**Exercise material**
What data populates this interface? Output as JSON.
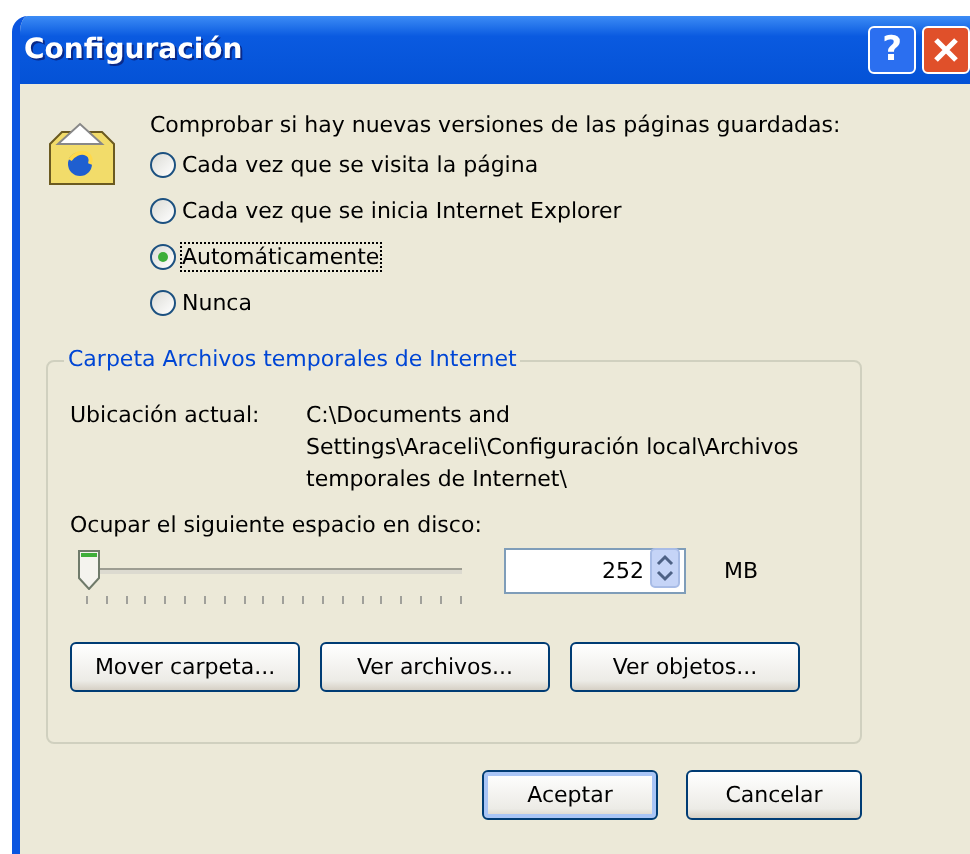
{
  "window": {
    "title": "Configuración"
  },
  "title_buttons": [
    {
      "kind": "help",
      "label": "?"
    },
    {
      "kind": "close"
    }
  ],
  "check_label": "Comprobar si hay nuevas versiones de las páginas guardadas:",
  "options": [
    {
      "label": "Cada vez que se visita la página",
      "selected": false
    },
    {
      "label": "Cada vez que se inicia Internet Explorer",
      "selected": false
    },
    {
      "label": "Automáticamente",
      "selected": true
    },
    {
      "label": "Nunca",
      "selected": false
    }
  ],
  "group": {
    "title": "Carpeta Archivos temporales de Internet",
    "location_label": "Ubicación actual:",
    "location_value": "C:\\Documents and Settings\\Araceli\\Configuración local\\Archivos temporales de Internet\\",
    "space_label": "Ocupar el siguiente espacio en disco:",
    "slider": {
      "level": 0.02
    },
    "size": {
      "value": "252",
      "unit": "MB"
    },
    "buttons": [
      "Mover carpeta...",
      "Ver archivos...",
      "Ver objetos..."
    ]
  },
  "buttons": [
    {
      "label": "Aceptar",
      "default": true
    },
    {
      "label": "Cancelar",
      "default": false
    }
  ]
}
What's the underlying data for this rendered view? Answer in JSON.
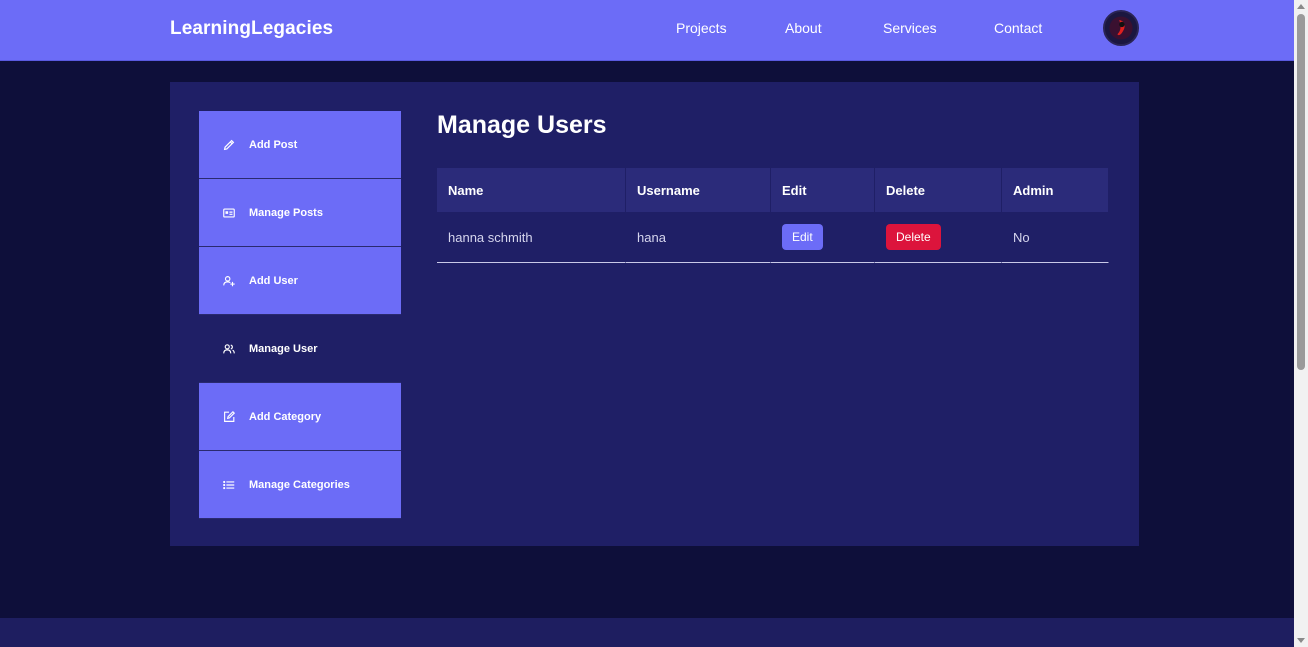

**Directive**
Print each entry shown above with exact wording and no pictures.

**Answer to this task**
What data populates this interface? Output as JSON.
{
  "window": {
    "title": "Configuración"
  },
  "title_buttons": [
    {
      "kind": "help",
      "label": "?"
    },
    {
      "kind": "close"
    }
  ],
  "check_label": "Comprobar si hay nuevas versiones de las páginas guardadas:",
  "options": [
    {
      "label": "Cada vez que se visita la página",
      "selected": false
    },
    {
      "label": "Cada vez que se inicia Internet Explorer",
      "selected": false
    },
    {
      "label": "Automáticamente",
      "selected": true
    },
    {
      "label": "Nunca",
      "selected": false
    }
  ],
  "group": {
    "title": "Carpeta Archivos temporales de Internet",
    "location_label": "Ubicación actual:",
    "location_value": "C:\\Documents and Settings\\Araceli\\Configuración local\\Archivos temporales de Internet\\",
    "space_label": "Ocupar el siguiente espacio en disco:",
    "slider": {
      "level": 0.02
    },
    "size": {
      "value": "252",
      "unit": "MB"
    },
    "buttons": [
      "Mover carpeta...",
      "Ver archivos...",
      "Ver objetos..."
    ]
  },
  "buttons": [
    {
      "label": "Aceptar",
      "default": true
    },
    {
      "label": "Cancelar",
      "default": false
    }
  ]
}
What's the underlying data for this rendered view? Answer in JSON.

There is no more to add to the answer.